SHORT PROBLEM>
Output all lines exactly.

INPUT DATA>
────────────────────
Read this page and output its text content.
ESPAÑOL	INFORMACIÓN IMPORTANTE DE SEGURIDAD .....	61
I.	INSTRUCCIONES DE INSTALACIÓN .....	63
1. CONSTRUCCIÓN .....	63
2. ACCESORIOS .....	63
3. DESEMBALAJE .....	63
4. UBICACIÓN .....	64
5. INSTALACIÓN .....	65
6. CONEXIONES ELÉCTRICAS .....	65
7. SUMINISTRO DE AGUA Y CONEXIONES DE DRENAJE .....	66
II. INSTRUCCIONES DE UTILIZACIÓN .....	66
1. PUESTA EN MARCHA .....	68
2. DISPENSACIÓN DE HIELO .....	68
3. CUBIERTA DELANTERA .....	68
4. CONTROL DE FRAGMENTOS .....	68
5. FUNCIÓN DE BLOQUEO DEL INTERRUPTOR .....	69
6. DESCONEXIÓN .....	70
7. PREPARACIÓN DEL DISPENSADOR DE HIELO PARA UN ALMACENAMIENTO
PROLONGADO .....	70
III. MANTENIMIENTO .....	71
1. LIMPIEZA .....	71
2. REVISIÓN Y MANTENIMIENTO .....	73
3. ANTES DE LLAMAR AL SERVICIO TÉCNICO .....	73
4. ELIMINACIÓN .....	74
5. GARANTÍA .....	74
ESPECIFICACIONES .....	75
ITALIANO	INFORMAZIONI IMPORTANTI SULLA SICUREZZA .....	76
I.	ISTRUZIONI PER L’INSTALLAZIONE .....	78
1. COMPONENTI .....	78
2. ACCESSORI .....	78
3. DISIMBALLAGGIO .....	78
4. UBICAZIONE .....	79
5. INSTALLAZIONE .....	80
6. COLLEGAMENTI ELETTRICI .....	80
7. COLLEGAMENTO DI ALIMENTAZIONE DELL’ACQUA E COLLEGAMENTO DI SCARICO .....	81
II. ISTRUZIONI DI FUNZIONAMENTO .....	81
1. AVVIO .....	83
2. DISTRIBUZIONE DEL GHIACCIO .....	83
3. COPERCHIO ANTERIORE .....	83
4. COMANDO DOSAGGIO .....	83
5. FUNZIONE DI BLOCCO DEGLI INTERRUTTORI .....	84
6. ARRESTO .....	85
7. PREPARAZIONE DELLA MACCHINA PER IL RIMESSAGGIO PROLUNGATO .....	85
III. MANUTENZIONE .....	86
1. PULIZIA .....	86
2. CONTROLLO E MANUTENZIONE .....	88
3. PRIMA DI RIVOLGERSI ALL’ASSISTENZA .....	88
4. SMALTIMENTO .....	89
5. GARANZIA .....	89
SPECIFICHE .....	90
────────────────────
RESULT OF THIS EXERCISE>
Read this page and output its text content.
ESPAÑOL	INFORMACIÓN IMPORTANTE DE SEGURIDAD .....	61
I.	INSTRUCCIONES DE INSTALACIÓN .....	63
1. CONSTRUCCIÓN .....	63
2. ACCESORIOS .....	63
3. DESEMBALAJE .....	63
4. UBICACIÓN .....	64
5. INSTALACIÓN .....	65
6. CONEXIONES ELÉCTRICAS .....	65
7. SUMINISTRO DE AGUA Y CONEXIONES DE DRENAJE .....	66
II. INSTRUCCIONES DE UTILIZACIÓN .....	66
1. PUESTA EN MARCHA .....	68
2. DISPENSACIÓN DE HIELO .....	68
3. CUBIERTA DELANTERA .....	68
4. CONTROL DE FRAGMENTOS .....	68
5. FUNCIÓN DE BLOQUEO DEL INTERRUPTOR .....	69
6. DESCONEXIÓN .....	70
7. PREPARACIÓN DEL DISPENSADOR DE HIELO PARA UN ALMACENAMIENTO
PROLONGADO .....	70
III. MANTENIMIENTO .....	71
1. LIMPIEZA .....	71
2. REVISIÓN Y MANTENIMIENTO .....	73
3. ANTES DE LLAMAR AL SERVICIO TÉCNICO .....	73
4. ELIMINACIÓN .....	74
5. GARANTÍA .....	74
ESPECIFICACIONES .....	75
ITALIANO	INFORMAZIONI IMPORTANTI SULLA SICUREZZA .....	76
I.	ISTRUZIONI PER L’INSTALLAZIONE .....	78
1. COMPONENTI .....	78
2. ACCESSORI .....	78
3. DISIMBALLAGGIO .....	78
4. UBICAZIONE .....	79
5. INSTALLAZIONE .....	80
6. COLLEGAMENTI ELETTRICI .....	80
7. COLLEGAMENTO DI ALIMENTAZIONE DELL’ACQUA E COLLEGAMENTO DI SCARICO .....	81
II. ISTRUZIONI DI FUNZIONAMENTO .....	81
1. AVVIO .....	83
2. DISTRIBUZIONE DEL GHIACCIO .....	83
3. COPERCHIO ANTERIORE .....	83
4. COMANDO DOSAGGIO .....	83
5. FUNZIONE DI BLOCCO DEGLI INTERRUTTORI .....	84
6. ARRESTO .....	85
7. PREPARAZIONE DELLA MACCHINA PER IL RIMESSAGGIO PROLUNGATO .....	85
III. MANUTENZIONE .....	86
1. PULIZIA .....	86
2. CONTROLLO E MANUTENZIONE .....	88
3. PRIMA DI RIVOLGERSI ALL’ASSISTENZA .....	88
4. SMALTIMENTO .....	89
5. GARANZIA .....	89
SPECIFICHE .....	90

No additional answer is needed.